§ Stated exercise
Only the pictures are left out: repeat the rest of the entries exactly.

###

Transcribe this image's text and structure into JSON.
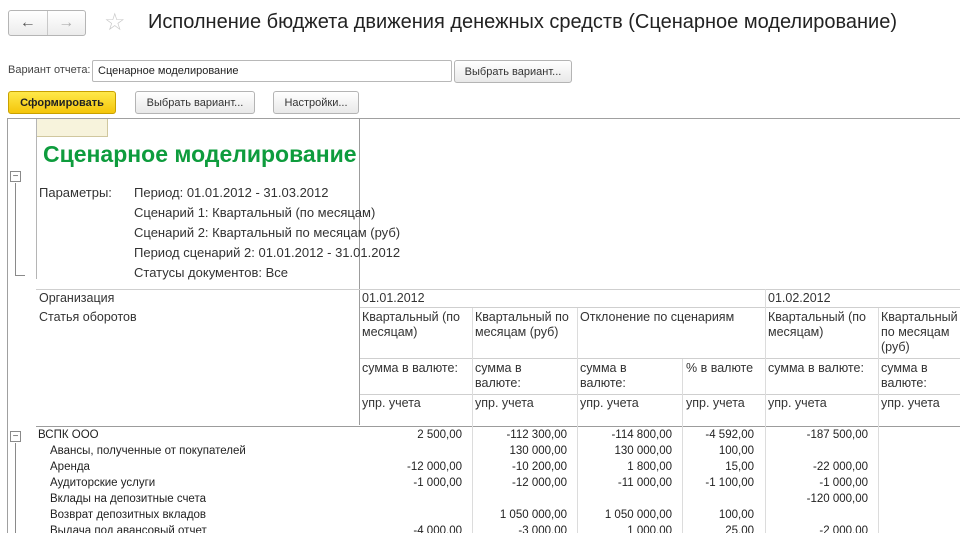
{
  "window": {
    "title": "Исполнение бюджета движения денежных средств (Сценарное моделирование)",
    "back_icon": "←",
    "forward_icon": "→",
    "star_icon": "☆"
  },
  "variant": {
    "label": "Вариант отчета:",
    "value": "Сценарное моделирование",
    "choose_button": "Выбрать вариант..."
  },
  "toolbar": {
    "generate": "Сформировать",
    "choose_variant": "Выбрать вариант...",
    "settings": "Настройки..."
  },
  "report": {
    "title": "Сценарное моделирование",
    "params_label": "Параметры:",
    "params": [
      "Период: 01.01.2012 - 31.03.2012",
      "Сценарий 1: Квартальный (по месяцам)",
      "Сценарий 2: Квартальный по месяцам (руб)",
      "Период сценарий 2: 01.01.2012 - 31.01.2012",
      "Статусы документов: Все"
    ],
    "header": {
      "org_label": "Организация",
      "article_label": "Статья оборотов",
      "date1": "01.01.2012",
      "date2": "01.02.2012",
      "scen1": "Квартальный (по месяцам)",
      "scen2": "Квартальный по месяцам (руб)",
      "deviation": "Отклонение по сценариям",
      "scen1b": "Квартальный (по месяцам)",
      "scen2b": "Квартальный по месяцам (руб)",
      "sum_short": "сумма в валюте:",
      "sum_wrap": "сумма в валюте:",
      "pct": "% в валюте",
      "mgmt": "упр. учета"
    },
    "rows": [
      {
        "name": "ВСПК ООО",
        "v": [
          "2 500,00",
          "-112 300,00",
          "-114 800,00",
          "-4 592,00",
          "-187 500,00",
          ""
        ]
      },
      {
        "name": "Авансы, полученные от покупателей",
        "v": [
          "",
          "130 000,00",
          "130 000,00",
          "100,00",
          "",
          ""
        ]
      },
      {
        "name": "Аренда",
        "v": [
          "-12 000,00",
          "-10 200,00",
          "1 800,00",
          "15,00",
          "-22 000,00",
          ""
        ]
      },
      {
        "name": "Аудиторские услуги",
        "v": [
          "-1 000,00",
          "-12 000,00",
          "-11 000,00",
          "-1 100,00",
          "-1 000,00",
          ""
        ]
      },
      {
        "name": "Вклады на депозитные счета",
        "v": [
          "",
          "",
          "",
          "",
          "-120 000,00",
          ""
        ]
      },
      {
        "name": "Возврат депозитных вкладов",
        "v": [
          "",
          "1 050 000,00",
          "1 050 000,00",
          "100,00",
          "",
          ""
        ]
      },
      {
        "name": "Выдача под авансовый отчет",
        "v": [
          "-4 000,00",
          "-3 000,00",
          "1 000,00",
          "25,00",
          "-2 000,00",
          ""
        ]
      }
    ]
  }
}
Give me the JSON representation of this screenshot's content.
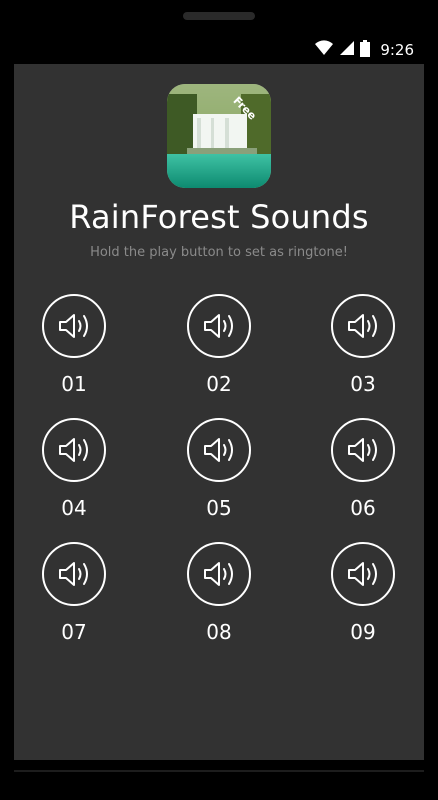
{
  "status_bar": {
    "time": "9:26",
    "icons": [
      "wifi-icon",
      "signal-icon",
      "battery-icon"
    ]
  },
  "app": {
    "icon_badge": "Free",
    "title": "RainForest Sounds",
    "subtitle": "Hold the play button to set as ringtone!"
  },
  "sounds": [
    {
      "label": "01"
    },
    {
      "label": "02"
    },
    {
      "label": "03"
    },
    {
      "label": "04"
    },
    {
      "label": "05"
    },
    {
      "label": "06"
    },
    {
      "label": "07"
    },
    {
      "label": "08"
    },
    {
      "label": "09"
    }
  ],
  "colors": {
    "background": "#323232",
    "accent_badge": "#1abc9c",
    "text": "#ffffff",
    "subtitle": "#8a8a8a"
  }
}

###

§ Task result
Transcribe this image's text and structure into JSON.
{
  "window": {
    "title": "Исполнение бюджета движения денежных средств (Сценарное моделирование)",
    "back_icon": "←",
    "forward_icon": "→",
    "star_icon": "☆"
  },
  "variant": {
    "label": "Вариант отчета:",
    "value": "Сценарное моделирование",
    "choose_button": "Выбрать вариант..."
  },
  "toolbar": {
    "generate": "Сформировать",
    "choose_variant": "Выбрать вариант...",
    "settings": "Настройки..."
  },
  "report": {
    "title": "Сценарное моделирование",
    "params_label": "Параметры:",
    "params": [
      "Период: 01.01.2012 - 31.03.2012",
      "Сценарий 1: Квартальный (по месяцам)",
      "Сценарий 2: Квартальный по месяцам (руб)",
      "Период сценарий 2: 01.01.2012 - 31.01.2012",
      "Статусы документов: Все"
    ],
    "header": {
      "org_label": "Организация",
      "article_label": "Статья оборотов",
      "date1": "01.01.2012",
      "date2": "01.02.2012",
      "scen1": "Квартальный (по месяцам)",
      "scen2": "Квартальный по месяцам (руб)",
      "deviation": "Отклонение по сценариям",
      "scen1b": "Квартальный (по месяцам)",
      "scen2b": "Квартальный по месяцам (руб)",
      "sum_short": "сумма в валюте:",
      "sum_wrap": "сумма в валюте:",
      "pct": "% в валюте",
      "mgmt": "упр. учета"
    },
    "rows": [
      {
        "name": "ВСПК ООО",
        "v": [
          "2 500,00",
          "-112 300,00",
          "-114 800,00",
          "-4 592,00",
          "-187 500,00",
          ""
        ]
      },
      {
        "name": "Авансы, полученные от покупателей",
        "v": [
          "",
          "130 000,00",
          "130 000,00",
          "100,00",
          "",
          ""
        ]
      },
      {
        "name": "Аренда",
        "v": [
          "-12 000,00",
          "-10 200,00",
          "1 800,00",
          "15,00",
          "-22 000,00",
          ""
        ]
      },
      {
        "name": "Аудиторские услуги",
        "v": [
          "-1 000,00",
          "-12 000,00",
          "-11 000,00",
          "-1 100,00",
          "-1 000,00",
          ""
        ]
      },
      {
        "name": "Вклады на депозитные счета",
        "v": [
          "",
          "",
          "",
          "",
          "-120 000,00",
          ""
        ]
      },
      {
        "name": "Возврат депозитных вкладов",
        "v": [
          "",
          "1 050 000,00",
          "1 050 000,00",
          "100,00",
          "",
          ""
        ]
      },
      {
        "name": "Выдача под авансовый отчет",
        "v": [
          "-4 000,00",
          "-3 000,00",
          "1 000,00",
          "25,00",
          "-2 000,00",
          ""
        ]
      }
    ]
  }
}
Give me the JSON representation of this screenshot's content.
{
  "status_bar": {
    "time": "9:26",
    "icons": [
      "wifi-icon",
      "signal-icon",
      "battery-icon"
    ]
  },
  "app": {
    "icon_badge": "Free",
    "title": "RainForest Sounds",
    "subtitle": "Hold the play button to set as ringtone!"
  },
  "sounds": [
    {
      "label": "01"
    },
    {
      "label": "02"
    },
    {
      "label": "03"
    },
    {
      "label": "04"
    },
    {
      "label": "05"
    },
    {
      "label": "06"
    },
    {
      "label": "07"
    },
    {
      "label": "08"
    },
    {
      "label": "09"
    }
  ],
  "colors": {
    "background": "#323232",
    "accent_badge": "#1abc9c",
    "text": "#ffffff",
    "subtitle": "#8a8a8a"
  }
}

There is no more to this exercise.